▸ **EXERCISE**:
Copy every line that mentions the word "true".

* START RECORDS TO USE *

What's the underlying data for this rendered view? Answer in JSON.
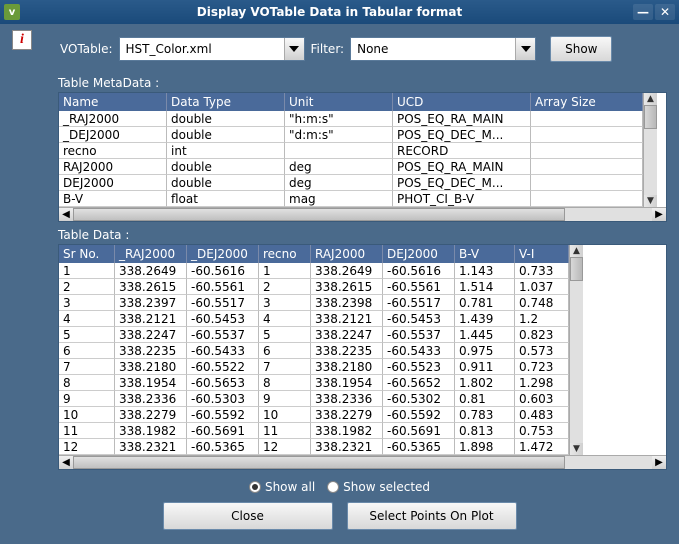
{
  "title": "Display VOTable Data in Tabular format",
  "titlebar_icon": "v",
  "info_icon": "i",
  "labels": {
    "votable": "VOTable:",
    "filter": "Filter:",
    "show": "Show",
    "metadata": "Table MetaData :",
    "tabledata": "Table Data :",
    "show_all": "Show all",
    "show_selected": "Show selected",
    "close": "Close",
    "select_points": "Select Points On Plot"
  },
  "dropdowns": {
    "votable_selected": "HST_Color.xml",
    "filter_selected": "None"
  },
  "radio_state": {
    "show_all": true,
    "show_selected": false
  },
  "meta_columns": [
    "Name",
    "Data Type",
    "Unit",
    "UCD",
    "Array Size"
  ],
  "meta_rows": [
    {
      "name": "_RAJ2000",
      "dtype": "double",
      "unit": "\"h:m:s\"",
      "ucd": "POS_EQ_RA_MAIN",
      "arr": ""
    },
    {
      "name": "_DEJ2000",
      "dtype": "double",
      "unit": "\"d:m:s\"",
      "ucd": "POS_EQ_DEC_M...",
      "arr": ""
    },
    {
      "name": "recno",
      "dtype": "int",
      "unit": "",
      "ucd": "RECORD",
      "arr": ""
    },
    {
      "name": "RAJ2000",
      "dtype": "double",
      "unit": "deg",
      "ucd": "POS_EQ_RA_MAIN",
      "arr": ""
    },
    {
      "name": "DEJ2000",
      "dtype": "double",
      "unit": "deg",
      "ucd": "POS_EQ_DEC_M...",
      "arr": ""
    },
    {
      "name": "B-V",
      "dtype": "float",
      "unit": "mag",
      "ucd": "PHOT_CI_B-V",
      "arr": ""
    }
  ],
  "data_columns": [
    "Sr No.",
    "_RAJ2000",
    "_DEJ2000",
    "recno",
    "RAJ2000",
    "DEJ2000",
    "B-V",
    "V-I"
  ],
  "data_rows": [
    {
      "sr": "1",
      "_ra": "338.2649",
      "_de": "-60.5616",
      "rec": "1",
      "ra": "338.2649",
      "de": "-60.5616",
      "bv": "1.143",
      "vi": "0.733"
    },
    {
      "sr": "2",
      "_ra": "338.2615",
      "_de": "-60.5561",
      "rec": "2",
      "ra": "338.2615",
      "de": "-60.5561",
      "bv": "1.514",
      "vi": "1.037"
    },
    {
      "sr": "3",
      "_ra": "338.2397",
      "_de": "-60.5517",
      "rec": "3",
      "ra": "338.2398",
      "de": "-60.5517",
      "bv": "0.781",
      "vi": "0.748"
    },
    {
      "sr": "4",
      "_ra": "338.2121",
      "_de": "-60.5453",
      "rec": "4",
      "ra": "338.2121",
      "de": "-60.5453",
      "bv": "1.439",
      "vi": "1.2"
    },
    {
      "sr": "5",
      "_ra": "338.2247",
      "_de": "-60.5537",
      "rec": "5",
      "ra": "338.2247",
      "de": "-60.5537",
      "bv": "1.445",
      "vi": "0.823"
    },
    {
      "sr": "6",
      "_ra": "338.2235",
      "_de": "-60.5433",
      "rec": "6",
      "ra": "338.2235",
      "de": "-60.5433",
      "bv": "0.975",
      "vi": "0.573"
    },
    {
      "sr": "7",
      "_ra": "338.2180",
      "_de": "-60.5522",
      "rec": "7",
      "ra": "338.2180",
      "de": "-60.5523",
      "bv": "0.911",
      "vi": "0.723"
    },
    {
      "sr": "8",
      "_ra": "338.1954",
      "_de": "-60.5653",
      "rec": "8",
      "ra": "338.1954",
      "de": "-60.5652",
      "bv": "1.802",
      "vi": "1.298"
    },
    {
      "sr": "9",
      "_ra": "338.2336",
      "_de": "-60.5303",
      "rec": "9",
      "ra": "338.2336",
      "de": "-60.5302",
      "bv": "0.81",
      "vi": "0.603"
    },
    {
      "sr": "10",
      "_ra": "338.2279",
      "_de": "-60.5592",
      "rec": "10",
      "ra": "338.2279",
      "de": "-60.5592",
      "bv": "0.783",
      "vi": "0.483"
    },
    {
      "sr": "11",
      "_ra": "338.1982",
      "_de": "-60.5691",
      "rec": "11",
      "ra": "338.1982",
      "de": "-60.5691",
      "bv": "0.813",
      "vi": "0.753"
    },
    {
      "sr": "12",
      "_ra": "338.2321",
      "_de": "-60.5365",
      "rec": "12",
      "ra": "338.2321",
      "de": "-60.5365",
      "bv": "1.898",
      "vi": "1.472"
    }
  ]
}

* END RECORDS TO USE *
* START RECORDS TO USE *

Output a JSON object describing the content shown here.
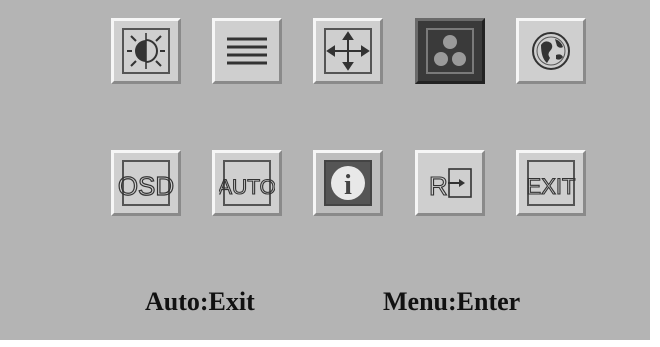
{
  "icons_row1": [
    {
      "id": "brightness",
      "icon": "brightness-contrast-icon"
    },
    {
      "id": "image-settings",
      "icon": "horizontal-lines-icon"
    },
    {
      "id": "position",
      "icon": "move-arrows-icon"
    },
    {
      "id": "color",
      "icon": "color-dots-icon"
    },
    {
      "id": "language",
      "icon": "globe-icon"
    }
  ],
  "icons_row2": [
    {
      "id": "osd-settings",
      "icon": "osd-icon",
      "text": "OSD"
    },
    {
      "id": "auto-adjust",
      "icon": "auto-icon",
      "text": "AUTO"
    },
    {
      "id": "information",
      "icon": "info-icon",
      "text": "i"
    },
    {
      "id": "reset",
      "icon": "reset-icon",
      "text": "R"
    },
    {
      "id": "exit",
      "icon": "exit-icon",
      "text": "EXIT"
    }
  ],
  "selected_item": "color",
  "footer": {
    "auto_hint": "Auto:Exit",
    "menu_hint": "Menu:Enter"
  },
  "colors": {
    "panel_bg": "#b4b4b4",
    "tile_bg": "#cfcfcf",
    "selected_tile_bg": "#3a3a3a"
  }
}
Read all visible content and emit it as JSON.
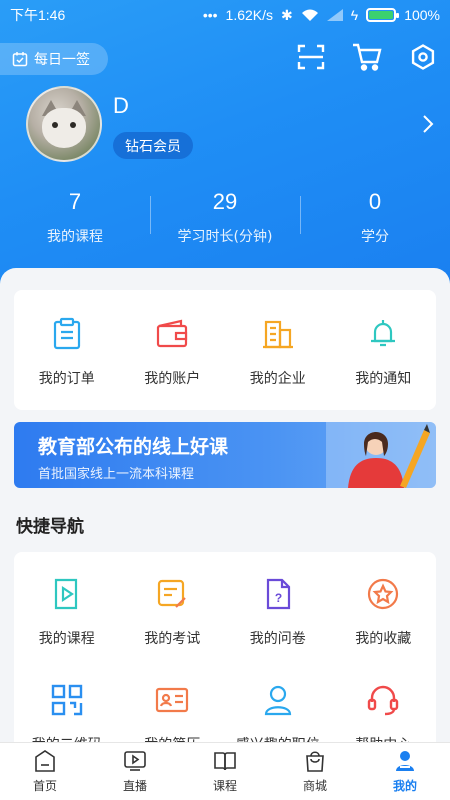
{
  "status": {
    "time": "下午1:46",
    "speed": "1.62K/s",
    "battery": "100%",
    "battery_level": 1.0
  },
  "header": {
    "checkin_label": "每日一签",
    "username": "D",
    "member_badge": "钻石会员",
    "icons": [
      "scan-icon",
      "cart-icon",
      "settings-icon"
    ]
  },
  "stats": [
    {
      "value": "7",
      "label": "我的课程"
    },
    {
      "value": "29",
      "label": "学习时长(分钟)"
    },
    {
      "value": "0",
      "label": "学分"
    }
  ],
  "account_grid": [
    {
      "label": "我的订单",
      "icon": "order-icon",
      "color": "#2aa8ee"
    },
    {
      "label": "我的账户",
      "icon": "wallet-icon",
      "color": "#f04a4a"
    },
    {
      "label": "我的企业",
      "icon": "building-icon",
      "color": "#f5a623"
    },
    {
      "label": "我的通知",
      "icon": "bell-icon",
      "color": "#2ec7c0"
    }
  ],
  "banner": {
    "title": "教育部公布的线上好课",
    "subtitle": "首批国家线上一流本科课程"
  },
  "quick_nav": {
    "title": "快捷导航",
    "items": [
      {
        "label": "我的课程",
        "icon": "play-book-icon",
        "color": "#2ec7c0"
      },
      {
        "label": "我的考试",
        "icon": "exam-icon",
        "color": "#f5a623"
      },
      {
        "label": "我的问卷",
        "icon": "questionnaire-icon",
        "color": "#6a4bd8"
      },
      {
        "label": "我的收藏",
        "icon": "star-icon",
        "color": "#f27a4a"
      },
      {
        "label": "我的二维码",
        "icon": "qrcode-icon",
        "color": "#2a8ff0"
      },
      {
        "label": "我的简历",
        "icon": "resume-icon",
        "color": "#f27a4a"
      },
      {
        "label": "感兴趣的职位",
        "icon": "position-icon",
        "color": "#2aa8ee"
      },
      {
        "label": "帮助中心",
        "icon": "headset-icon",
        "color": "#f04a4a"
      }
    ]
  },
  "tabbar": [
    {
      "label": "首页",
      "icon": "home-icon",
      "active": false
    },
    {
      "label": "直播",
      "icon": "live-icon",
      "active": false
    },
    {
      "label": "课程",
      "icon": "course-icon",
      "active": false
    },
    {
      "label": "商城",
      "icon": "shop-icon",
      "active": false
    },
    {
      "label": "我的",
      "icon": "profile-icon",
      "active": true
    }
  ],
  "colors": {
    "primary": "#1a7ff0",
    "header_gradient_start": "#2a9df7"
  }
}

* END RECORDS TO USE *
* START RECORDS TO USE *

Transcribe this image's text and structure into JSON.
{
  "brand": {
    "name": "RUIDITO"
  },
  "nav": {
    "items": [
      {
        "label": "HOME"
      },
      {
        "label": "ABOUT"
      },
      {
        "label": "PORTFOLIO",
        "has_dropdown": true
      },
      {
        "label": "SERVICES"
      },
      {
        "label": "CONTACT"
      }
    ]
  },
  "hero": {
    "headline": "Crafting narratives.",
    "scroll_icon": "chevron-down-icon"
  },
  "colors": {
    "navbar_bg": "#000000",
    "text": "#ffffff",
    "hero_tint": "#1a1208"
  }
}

* END RECORDS TO USE *

▸ **EXERCISE ANSWER**:
    "show_all": true,
      "active": true
        "has_dropdown": true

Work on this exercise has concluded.